----- ENTRIES -----

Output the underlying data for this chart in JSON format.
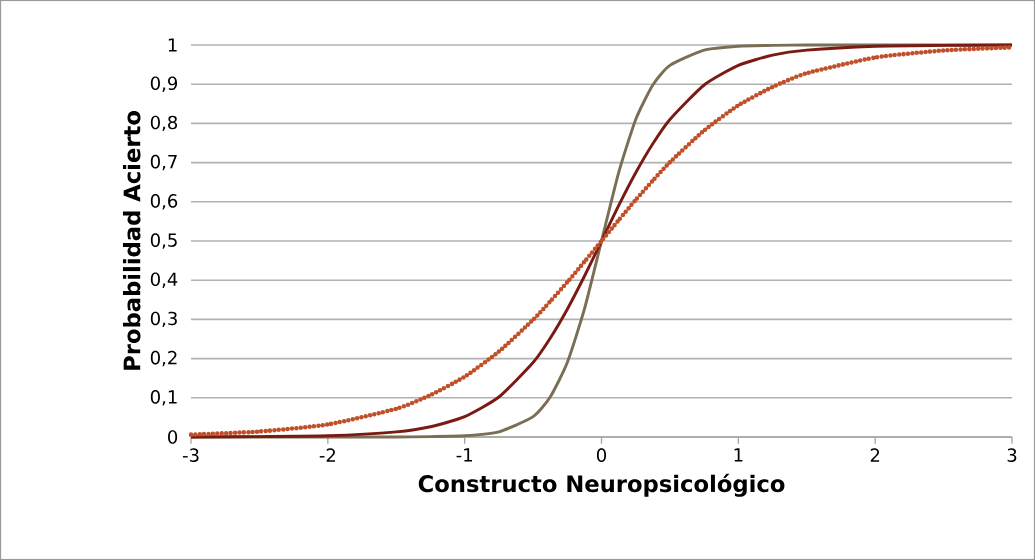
{
  "chart_data": {
    "type": "line",
    "xlabel": "Constructo Neuropsicológico",
    "ylabel": "Probabilidad Acierto",
    "xlim": [
      -3,
      3
    ],
    "ylim": [
      0,
      1
    ],
    "xticks": [
      -3,
      -2,
      -1,
      0,
      1,
      2,
      3
    ],
    "yticks": [
      0,
      {
        "value": 0.1,
        "label": "0,1"
      },
      {
        "value": 0.2,
        "label": "0,2"
      },
      {
        "value": 0.3,
        "label": "0,3"
      },
      {
        "value": 0.4,
        "label": "0,4"
      },
      {
        "value": 0.5,
        "label": "0,5"
      },
      {
        "value": 0.6,
        "label": "0,6"
      },
      {
        "value": 0.7,
        "label": "0,7"
      },
      {
        "value": 0.8,
        "label": "0,8"
      },
      {
        "value": 0.9,
        "label": "0,9"
      },
      1
    ],
    "grid": "y",
    "legend": false,
    "marker": "none",
    "x": [
      -3,
      -2.5,
      -2,
      -1.5,
      -1.25,
      -1,
      -0.75,
      -0.5,
      -0.375,
      -0.25,
      -0.125,
      0,
      0.125,
      0.25,
      0.375,
      0.5,
      0.75,
      1,
      1.25,
      1.5,
      2,
      2.5,
      3
    ],
    "series": [
      {
        "color": "#7a6e55",
        "line_style": "solid",
        "values": [
          0,
          0,
          0,
          0,
          0.001,
          0.003,
          0.013,
          0.052,
          0.102,
          0.19,
          0.326,
          0.5,
          0.674,
          0.81,
          0.898,
          0.948,
          0.987,
          0.997,
          0.999,
          1,
          1,
          1,
          1
        ]
      },
      {
        "color": "#7b1a12",
        "line_style": "solid",
        "values": [
          0,
          0.001,
          0.003,
          0.013,
          0.026,
          0.052,
          0.102,
          0.19,
          0.252,
          0.326,
          0.41,
          0.5,
          0.59,
          0.674,
          0.748,
          0.81,
          0.898,
          0.948,
          0.974,
          0.987,
          0.997,
          0.999,
          1
        ]
      },
      {
        "color": "#c0502a",
        "line_style": "dotted",
        "values": [
          0.006,
          0.014,
          0.032,
          0.072,
          0.107,
          0.154,
          0.218,
          0.299,
          0.346,
          0.395,
          0.447,
          0.5,
          0.553,
          0.605,
          0.654,
          0.701,
          0.782,
          0.846,
          0.893,
          0.928,
          0.968,
          0.986,
          0.994
        ]
      }
    ]
  }
}
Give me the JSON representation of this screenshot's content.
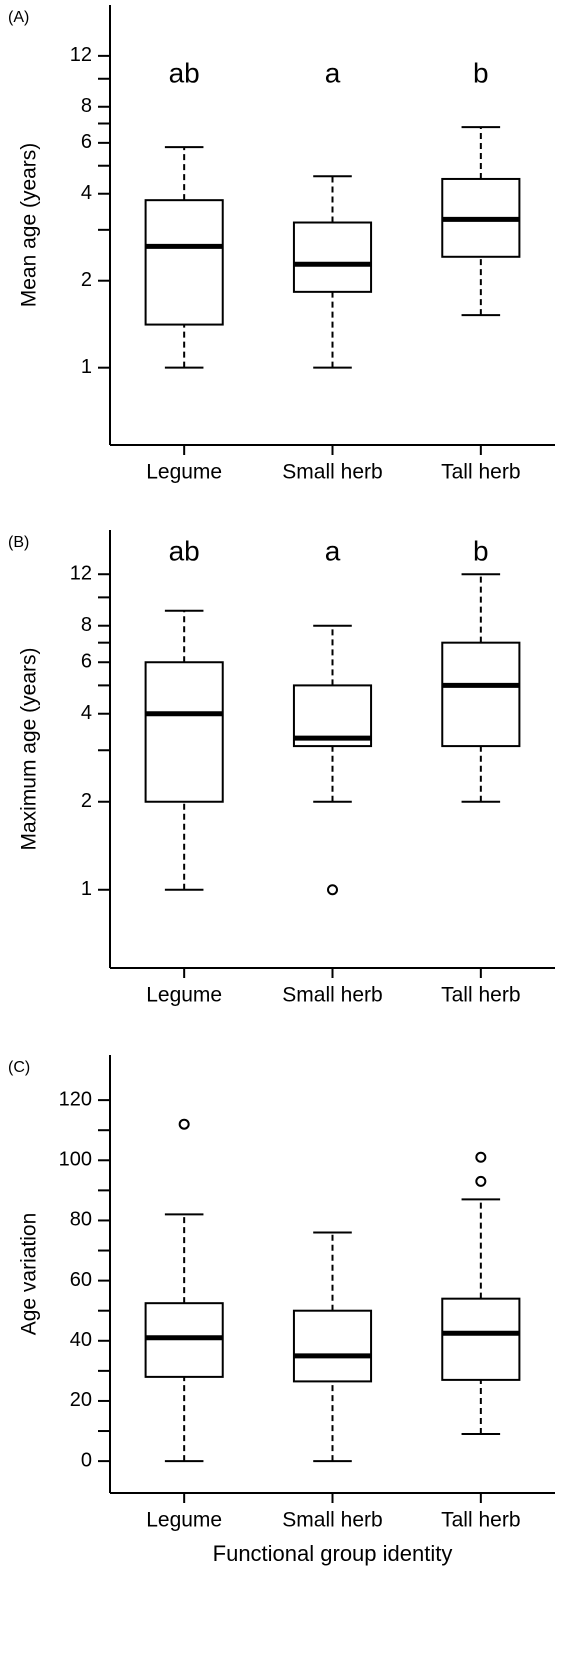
{
  "chart_data": [
    {
      "type": "box",
      "label": "(A)",
      "ylabel": "Mean age (years)",
      "log_scale": true,
      "categories": [
        "Legume",
        "Small herb",
        "Tall herb"
      ],
      "annotations": [
        "ab",
        "a",
        "b"
      ],
      "boxes": [
        {
          "whislo": 1,
          "q1": 1.41,
          "med": 2.63,
          "q3": 3.8,
          "whishi": 5.8,
          "fliers": []
        },
        {
          "whislo": 1,
          "q1": 1.83,
          "med": 2.28,
          "q3": 3.18,
          "whishi": 4.6,
          "fliers": []
        },
        {
          "whislo": 1.52,
          "q1": 2.42,
          "med": 3.26,
          "q3": 4.5,
          "whishi": 6.8,
          "fliers": []
        }
      ],
      "ylim": [
        0.54,
        18
      ],
      "yticks": [
        1,
        2,
        4,
        6,
        8,
        12
      ],
      "yminor": [
        3,
        5,
        7,
        10
      ]
    },
    {
      "type": "box",
      "label": "(B)",
      "ylabel": "Maximum age (years)",
      "log_scale": true,
      "categories": [
        "Legume",
        "Small herb",
        "Tall herb"
      ],
      "annotations": [
        "ab",
        "a",
        "b"
      ],
      "boxes": [
        {
          "whislo": 1,
          "q1": 2,
          "med": 4,
          "q3": 6,
          "whishi": 9,
          "fliers": []
        },
        {
          "whislo": 2,
          "q1": 3.1,
          "med": 3.3,
          "q3": 5,
          "whishi": 8,
          "fliers": [
            1
          ]
        },
        {
          "whislo": 2,
          "q1": 3.1,
          "med": 5,
          "q3": 7,
          "whishi": 12,
          "fliers": []
        }
      ],
      "ylim": [
        0.54,
        17
      ],
      "yticks": [
        1,
        2,
        4,
        6,
        8,
        12
      ],
      "yminor": [
        3,
        5,
        7,
        10
      ]
    },
    {
      "type": "box",
      "label": "(C)",
      "ylabel": "Age variation",
      "xlabel": "Functional group identity",
      "log_scale": false,
      "categories": [
        "Legume",
        "Small herb",
        "Tall herb"
      ],
      "boxes": [
        {
          "whislo": 0,
          "q1": 28,
          "med": 41,
          "q3": 52.5,
          "whishi": 82,
          "fliers": [
            112
          ]
        },
        {
          "whislo": 0,
          "q1": 26.5,
          "med": 35,
          "q3": 50,
          "whishi": 76,
          "fliers": []
        },
        {
          "whislo": 9,
          "q1": 27,
          "med": 42.5,
          "q3": 54,
          "whishi": 87,
          "fliers": [
            93,
            101
          ]
        }
      ],
      "ylim": [
        -10.6,
        135
      ],
      "yticks": [
        0,
        20,
        40,
        60,
        80,
        100,
        120
      ],
      "yminor": [
        10,
        30,
        50,
        70,
        90,
        110
      ]
    }
  ]
}
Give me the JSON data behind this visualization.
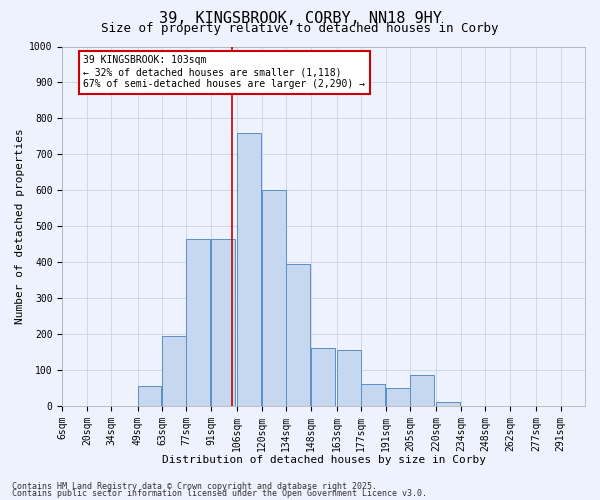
{
  "title": "39, KINGSBROOK, CORBY, NN18 9HY",
  "subtitle": "Size of property relative to detached houses in Corby",
  "xlabel": "Distribution of detached houses by size in Corby",
  "ylabel": "Number of detached properties",
  "bins": [
    6,
    20,
    34,
    49,
    63,
    77,
    91,
    106,
    120,
    134,
    148,
    163,
    177,
    191,
    205,
    220,
    234,
    248,
    262,
    277,
    291
  ],
  "bar_heights": [
    0,
    0,
    0,
    55,
    195,
    465,
    465,
    760,
    600,
    395,
    160,
    155,
    60,
    50,
    85,
    10,
    0,
    0,
    0,
    0
  ],
  "bar_color": "#c5d8f0",
  "bar_edge_color": "#5b8ec4",
  "vline_x": 103,
  "vline_color": "#cc0000",
  "annotation_text": "39 KINGSBROOK: 103sqm\n← 32% of detached houses are smaller (1,118)\n67% of semi-detached houses are larger (2,290) →",
  "annotation_box_color": "#ffffff",
  "annotation_box_edge_color": "#cc0000",
  "ylim": [
    0,
    1000
  ],
  "yticks": [
    0,
    100,
    200,
    300,
    400,
    500,
    600,
    700,
    800,
    900,
    1000
  ],
  "footer_line1": "Contains HM Land Registry data © Crown copyright and database right 2025.",
  "footer_line2": "Contains public sector information licensed under the Open Government Licence v3.0.",
  "bg_color": "#eef2fc",
  "grid_color": "#c8d4e8",
  "title_fontsize": 11,
  "subtitle_fontsize": 9,
  "axis_label_fontsize": 8,
  "tick_fontsize": 7,
  "annotation_fontsize": 7,
  "footer_fontsize": 6
}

-----

REQUEST - Return each line where "xlabel" shows up.

ANSWER TO THIS PROBLEM -
    "xlabel": "Constructo Neuropsicológico",
      "xlabel": "Functional group identity",
  "xlabel": "Distribution of detached houses by size in Corby",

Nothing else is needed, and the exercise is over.